-------- Provided data --------

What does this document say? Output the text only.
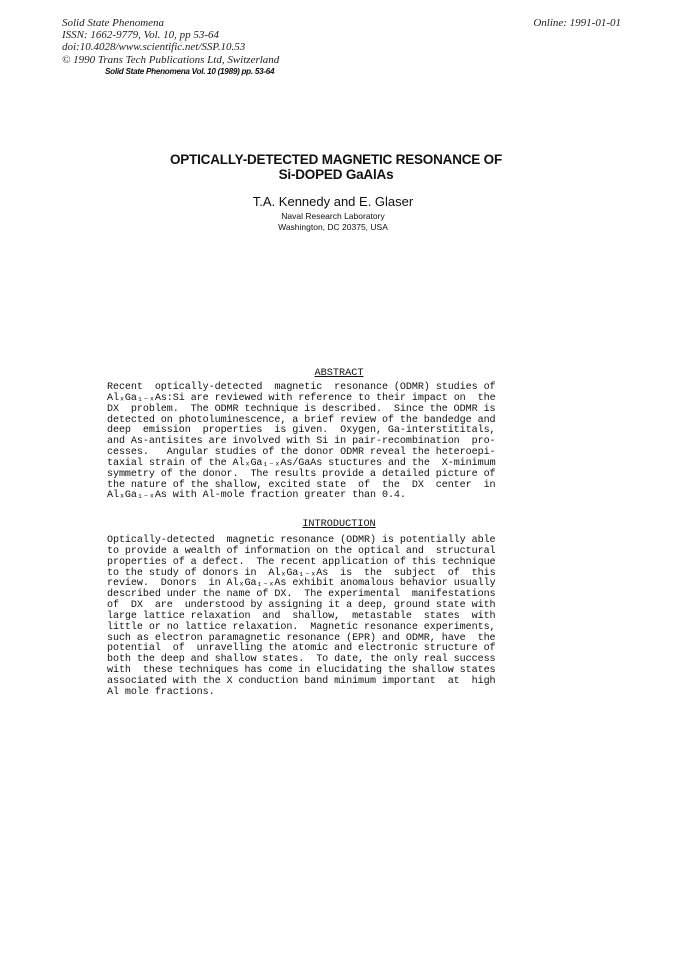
Solid State Phenomena
ISSN: 1662-9779, Vol. 10, pp 53-64
doi:10.4028/www.scientific.net/SSP.10.53
© 1990 Trans Tech Publications Ltd, Switzerland
Online: 1991-01-01
Solid State Phenomena Vol. 10 (1989) pp. 53-64
OPTICALLY-DETECTED MAGNETIC RESONANCE OF
Si-DOPED GaAlAs
T.A. Kennedy and E. Glaser
Naval Research Laboratory
Washington, DC 20375, USA
ABSTRACT
Recent  optically-detected  magnetic  resonance (ODMR) studies of
AlₓGa₁₋ₓAs:Si are reviewed with reference to their impact on  the
DX  problem.  The ODMR technique is described.  Since the ODMR is
detected on photoluminescence, a brief review of the bandedge and
deep  emission  properties  is given.  Oxygen, Ga-interstititals,
and As-antisites are involved with Si in pair-recombination  pro-
cesses.   Angular studies of the donor ODMR reveal the heteroepi-
taxial strain of the AlₓGa₁₋ₓAs/GaAs stuctures and the  X-minimum
symmetry of the donor.  The results provide a detailed picture of
the nature of the shallow, excited state  of  the  DX  center  in
AlₓGa₁₋ₓAs with Al-mole fraction greater than 0.4.
INTRODUCTION
Optically-detected  magnetic resonance (ODMR) is potentially able
to provide a wealth of information on the optical and  structural
properties of a defect.  The recent application of this technique
to the study of donors in  AlₓGa₁₋ₓAs  is  the  subject  of  this
review.  Donors  in AlₓGa₁₋ₓAs exhibit anomalous behavior usually
described under the name of DX.  The experimental  manifestations
of  DX  are  understood by assigning it a deep, ground state with
large lattice relaxation  and  shallow,  metastable  states  with
little or no lattice relaxation.  Magnetic resonance experiments,
such as electron paramagnetic resonance (EPR) and ODMR, have  the
potential  of  unravelling the atomic and electronic structure of
both the deep and shallow states.  To date, the only real success
with  these techniques has come in elucidating the shallow states
associated with the X conduction band minimum important  at  high
Al mole fractions.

--------

**Description of the task**
Repeat each entry exactly as given; no pictures belong in the copy.

**Answer in full**
What does this document say? Output the text only.
Solid State Phenomena
ISSN: 1662-9779, Vol. 10, pp 53-64
doi:10.4028/www.scientific.net/SSP.10.53
© 1990 Trans Tech Publications Ltd, Switzerland
Online: 1991-01-01
Solid State Phenomena Vol. 10 (1989) pp. 53-64
OPTICALLY-DETECTED MAGNETIC RESONANCE OF
Si-DOPED GaAlAs
T.A. Kennedy and E. Glaser
Naval Research Laboratory
Washington, DC 20375, USA
ABSTRACT
Recent  optically-detected  magnetic  resonance (ODMR) studies of
AlₓGa₁₋ₓAs:Si are reviewed with reference to their impact on  the
DX  problem.  The ODMR technique is described.  Since the ODMR is
detected on photoluminescence, a brief review of the bandedge and
deep  emission  properties  is given.  Oxygen, Ga-interstititals,
and As-antisites are involved with Si in pair-recombination  pro-
cesses.   Angular studies of the donor ODMR reveal the heteroepi-
taxial strain of the AlₓGa₁₋ₓAs/GaAs stuctures and the  X-minimum
symmetry of the donor.  The results provide a detailed picture of
the nature of the shallow, excited state  of  the  DX  center  in
AlₓGa₁₋ₓAs with Al-mole fraction greater than 0.4.
INTRODUCTION
Optically-detected  magnetic resonance (ODMR) is potentially able
to provide a wealth of information on the optical and  structural
properties of a defect.  The recent application of this technique
to the study of donors in  AlₓGa₁₋ₓAs  is  the  subject  of  this
review.  Donors  in AlₓGa₁₋ₓAs exhibit anomalous behavior usually
described under the name of DX.  The experimental  manifestations
of  DX  are  understood by assigning it a deep, ground state with
large lattice relaxation  and  shallow,  metastable  states  with
little or no lattice relaxation.  Magnetic resonance experiments,
such as electron paramagnetic resonance (EPR) and ODMR, have  the
potential  of  unravelling the atomic and electronic structure of
both the deep and shallow states.  To date, the only real success
with  these techniques has come in elucidating the shallow states
associated with the X conduction band minimum important  at  high
Al mole fractions.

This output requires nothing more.